Dataset extract:
====================

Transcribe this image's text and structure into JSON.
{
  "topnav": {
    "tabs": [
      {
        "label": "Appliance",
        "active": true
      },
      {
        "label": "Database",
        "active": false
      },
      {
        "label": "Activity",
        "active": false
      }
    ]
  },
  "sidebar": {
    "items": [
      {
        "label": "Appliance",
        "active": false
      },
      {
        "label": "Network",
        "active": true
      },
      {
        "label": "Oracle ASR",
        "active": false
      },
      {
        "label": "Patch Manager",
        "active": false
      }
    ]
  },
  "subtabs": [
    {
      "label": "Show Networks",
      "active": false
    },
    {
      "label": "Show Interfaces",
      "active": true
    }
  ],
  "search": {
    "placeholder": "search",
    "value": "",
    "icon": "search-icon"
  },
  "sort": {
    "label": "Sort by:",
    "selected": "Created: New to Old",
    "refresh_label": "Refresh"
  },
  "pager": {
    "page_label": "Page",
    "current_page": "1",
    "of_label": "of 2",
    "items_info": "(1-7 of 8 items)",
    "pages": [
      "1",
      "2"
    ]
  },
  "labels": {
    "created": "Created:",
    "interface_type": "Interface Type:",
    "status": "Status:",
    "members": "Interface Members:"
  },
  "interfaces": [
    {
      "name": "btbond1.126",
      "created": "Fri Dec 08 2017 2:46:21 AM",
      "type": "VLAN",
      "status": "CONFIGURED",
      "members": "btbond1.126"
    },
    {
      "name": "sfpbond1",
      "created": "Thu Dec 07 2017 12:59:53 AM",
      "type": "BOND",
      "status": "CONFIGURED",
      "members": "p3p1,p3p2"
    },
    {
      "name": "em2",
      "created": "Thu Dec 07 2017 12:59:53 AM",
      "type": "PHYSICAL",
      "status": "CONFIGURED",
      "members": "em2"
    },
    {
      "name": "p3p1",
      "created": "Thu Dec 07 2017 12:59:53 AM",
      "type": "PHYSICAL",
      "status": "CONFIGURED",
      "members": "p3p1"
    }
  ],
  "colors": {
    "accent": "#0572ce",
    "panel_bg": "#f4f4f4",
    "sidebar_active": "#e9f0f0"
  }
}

====================

Problem to work on: Quote every entry exactly.

Output:
Transcribe this image's text and structure into JSON.
{
  "topnav": {
    "tabs": [
      {
        "label": "Appliance",
        "active": true
      },
      {
        "label": "Database",
        "active": false
      },
      {
        "label": "Activity",
        "active": false
      }
    ]
  },
  "sidebar": {
    "items": [
      {
        "label": "Appliance",
        "active": false
      },
      {
        "label": "Network",
        "active": true
      },
      {
        "label": "Oracle ASR",
        "active": false
      },
      {
        "label": "Patch Manager",
        "active": false
      }
    ]
  },
  "subtabs": [
    {
      "label": "Show Networks",
      "active": false
    },
    {
      "label": "Show Interfaces",
      "active": true
    }
  ],
  "search": {
    "placeholder": "search",
    "value": "",
    "icon": "search-icon"
  },
  "sort": {
    "label": "Sort by:",
    "selected": "Created: New to Old",
    "refresh_label": "Refresh"
  },
  "pager": {
    "page_label": "Page",
    "current_page": "1",
    "of_label": "of 2",
    "items_info": "(1-7 of 8 items)",
    "pages": [
      "1",
      "2"
    ]
  },
  "labels": {
    "created": "Created:",
    "interface_type": "Interface Type:",
    "status": "Status:",
    "members": "Interface Members:"
  },
  "interfaces": [
    {
      "name": "btbond1.126",
      "created": "Fri Dec 08 2017 2:46:21 AM",
      "type": "VLAN",
      "status": "CONFIGURED",
      "members": "btbond1.126"
    },
    {
      "name": "sfpbond1",
      "created": "Thu Dec 07 2017 12:59:53 AM",
      "type": "BOND",
      "status": "CONFIGURED",
      "members": "p3p1,p3p2"
    },
    {
      "name": "em2",
      "created": "Thu Dec 07 2017 12:59:53 AM",
      "type": "PHYSICAL",
      "status": "CONFIGURED",
      "members": "em2"
    },
    {
      "name": "p3p1",
      "created": "Thu Dec 07 2017 12:59:53 AM",
      "type": "PHYSICAL",
      "status": "CONFIGURED",
      "members": "p3p1"
    }
  ],
  "colors": {
    "accent": "#0572ce",
    "panel_bg": "#f4f4f4",
    "sidebar_active": "#e9f0f0"
  }
}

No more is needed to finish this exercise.